-------- Datos proporcionados

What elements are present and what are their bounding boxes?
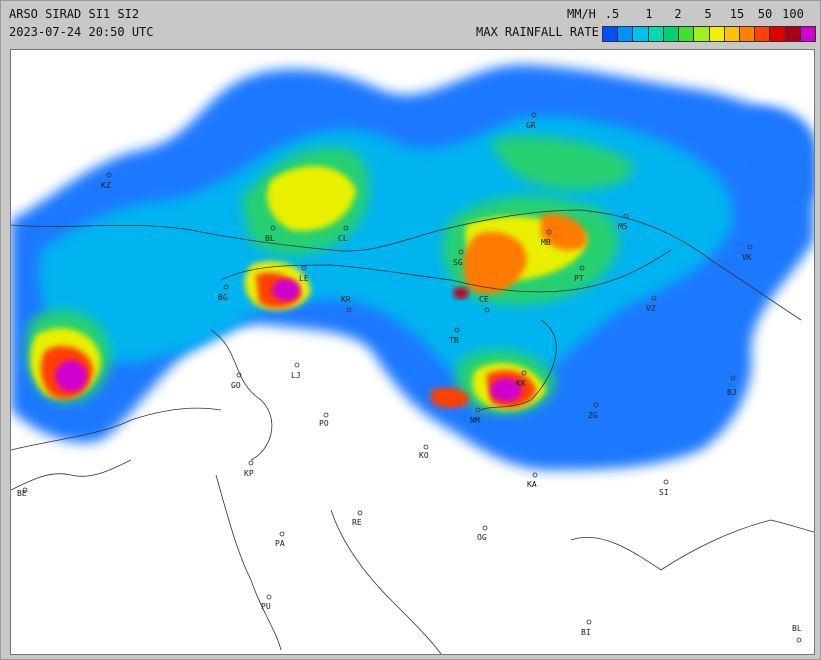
city-label: MB [541, 238, 551, 247]
legend-value: 100 [782, 7, 804, 21]
city-label: PT [574, 274, 584, 283]
city-label: MS [618, 222, 628, 231]
city-label: LE [299, 274, 309, 283]
legend-swatch [755, 27, 771, 41]
city-label: BI [581, 628, 591, 637]
radar-map-svg: KZ BL CL GR MB MS SG VK LE BG KR CE PT V… [11, 64, 814, 654]
city-label: CL [338, 234, 348, 243]
city-label: KA [527, 480, 537, 489]
legend-caption: MAX RAINFALL RATE [476, 25, 599, 39]
city-label: GR [526, 121, 536, 130]
precipitation-layer [11, 64, 814, 470]
city-label: KK [516, 379, 526, 388]
legend-value: 5 [704, 7, 712, 21]
legend-swatch [770, 27, 786, 41]
legend-swatch [603, 27, 619, 41]
legend-swatch [633, 27, 649, 41]
city-label: BJ [727, 388, 737, 397]
legend-swatch [739, 27, 756, 41]
legend-value: 2 [674, 7, 682, 21]
city-label: GO [231, 381, 241, 390]
city-label: NM [470, 416, 480, 425]
city-label: SI [659, 488, 669, 497]
legend-swatch [800, 27, 816, 41]
city-label: OG [477, 533, 487, 542]
legend-values: .5 1 2 5 15 50 100 [605, 7, 813, 21]
city-label: KZ [101, 181, 111, 190]
city-label: BE [17, 489, 27, 498]
legend-swatch [724, 27, 740, 41]
legend-swatch [709, 27, 725, 41]
legend-swatch [663, 27, 680, 41]
city-label: CE [479, 295, 489, 304]
legend-value: 50 [757, 7, 773, 21]
legend-value: .5 [604, 7, 620, 21]
legend-swatch [785, 27, 801, 41]
city-label: TB [449, 336, 459, 345]
city-label: KO [419, 451, 429, 460]
legend-swatch [694, 27, 710, 41]
color-legend [602, 26, 816, 42]
city-label: PU [261, 602, 271, 611]
city-label: KR [341, 295, 351, 304]
legend-value: 1 [645, 7, 653, 21]
city-label: ZG [588, 411, 598, 420]
timestamp: 2023-07-24 20:50 UTC [9, 25, 154, 39]
city-label: PA [275, 539, 285, 548]
city-label: KP [244, 469, 254, 478]
city-label: LJ [291, 371, 301, 380]
radar-frame: ARSO SIRAD SI1 SI2 2023-07-24 20:50 UTC … [0, 0, 821, 660]
legend-swatch [648, 27, 664, 41]
radar-map: KZ BL CL GR MB MS SG VK LE BG KR CE PT V… [10, 49, 815, 655]
city-label: SG [453, 258, 463, 267]
city-label: PO [319, 419, 329, 428]
legend-swatch [618, 27, 634, 41]
city-label: BL [265, 234, 275, 243]
city-label: BG [218, 293, 228, 302]
city-label: VK [742, 253, 752, 262]
product-title: ARSO SIRAD SI1 SI2 [9, 7, 140, 21]
city-label: RE [352, 518, 362, 527]
legend-swatch [679, 27, 695, 41]
legend-value: 15 [729, 7, 745, 21]
city-label: VZ [646, 304, 656, 313]
unit-label: MM/H [567, 7, 596, 21]
city-label: BL [792, 624, 802, 633]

----------------

§ Instrucciones y requisitos
Transcribe literalmente el listado anterior completo, línea por línea. Omite la imagen en tu respuesta.

§ Tarea completada
What elements are present and what are their bounding boxes?
city-label: MB [541, 238, 551, 247]
legend-value: 100 [782, 7, 804, 21]
city-label: PT [574, 274, 584, 283]
city-label: MS [618, 222, 628, 231]
city-label: LE [299, 274, 309, 283]
legend-swatch [755, 27, 771, 41]
city-label: BI [581, 628, 591, 637]
radar-map-svg: KZ BL CL GR MB MS SG VK LE BG KR CE PT V… [11, 64, 814, 654]
city-label: CL [338, 234, 348, 243]
city-label: KA [527, 480, 537, 489]
legend-caption: MAX RAINFALL RATE [476, 25, 599, 39]
city-label: GR [526, 121, 536, 130]
precipitation-layer [11, 64, 814, 470]
city-label: KK [516, 379, 526, 388]
legend-value: 5 [704, 7, 712, 21]
legend-swatch [770, 27, 786, 41]
legend-swatch [603, 27, 619, 41]
legend-swatch [633, 27, 649, 41]
city-label: BJ [727, 388, 737, 397]
legend-swatch [739, 27, 756, 41]
legend-value: 2 [674, 7, 682, 21]
city-label: GO [231, 381, 241, 390]
city-label: NM [470, 416, 480, 425]
city-label: SI [659, 488, 669, 497]
legend-swatch [800, 27, 816, 41]
city-label: OG [477, 533, 487, 542]
legend-values: .5 1 2 5 15 50 100 [605, 7, 813, 21]
city-label: KZ [101, 181, 111, 190]
city-label: BE [17, 489, 27, 498]
legend-swatch [724, 27, 740, 41]
legend-swatch [709, 27, 725, 41]
legend-swatch [663, 27, 680, 41]
city-label: CE [479, 295, 489, 304]
legend-value: 50 [757, 7, 773, 21]
legend-value: .5 [604, 7, 620, 21]
legend-swatch [785, 27, 801, 41]
city-label: TB [449, 336, 459, 345]
city-label: KO [419, 451, 429, 460]
legend-swatch [694, 27, 710, 41]
color-legend [602, 26, 816, 42]
city-label: PU [261, 602, 271, 611]
city-label: KR [341, 295, 351, 304]
legend-value: 1 [645, 7, 653, 21]
city-label: ZG [588, 411, 598, 420]
timestamp: 2023-07-24 20:50 UTC [9, 25, 154, 39]
city-label: PA [275, 539, 285, 548]
city-label: KP [244, 469, 254, 478]
city-label: LJ [291, 371, 301, 380]
radar-frame: ARSO SIRAD SI1 SI2 2023-07-24 20:50 UTC … [0, 0, 821, 660]
legend-swatch [648, 27, 664, 41]
radar-map: KZ BL CL GR MB MS SG VK LE BG KR CE PT V… [10, 49, 815, 655]
city-label: SG [453, 258, 463, 267]
city-label: PO [319, 419, 329, 428]
legend-swatch [618, 27, 634, 41]
city-label: BL [265, 234, 275, 243]
city-label: BG [218, 293, 228, 302]
city-label: VK [742, 253, 752, 262]
product-title: ARSO SIRAD SI1 SI2 [9, 7, 140, 21]
city-label: RE [352, 518, 362, 527]
legend-swatch [679, 27, 695, 41]
legend-value: 15 [729, 7, 745, 21]
city-label: VZ [646, 304, 656, 313]
unit-label: MM/H [567, 7, 596, 21]
city-label: BL [792, 624, 802, 633]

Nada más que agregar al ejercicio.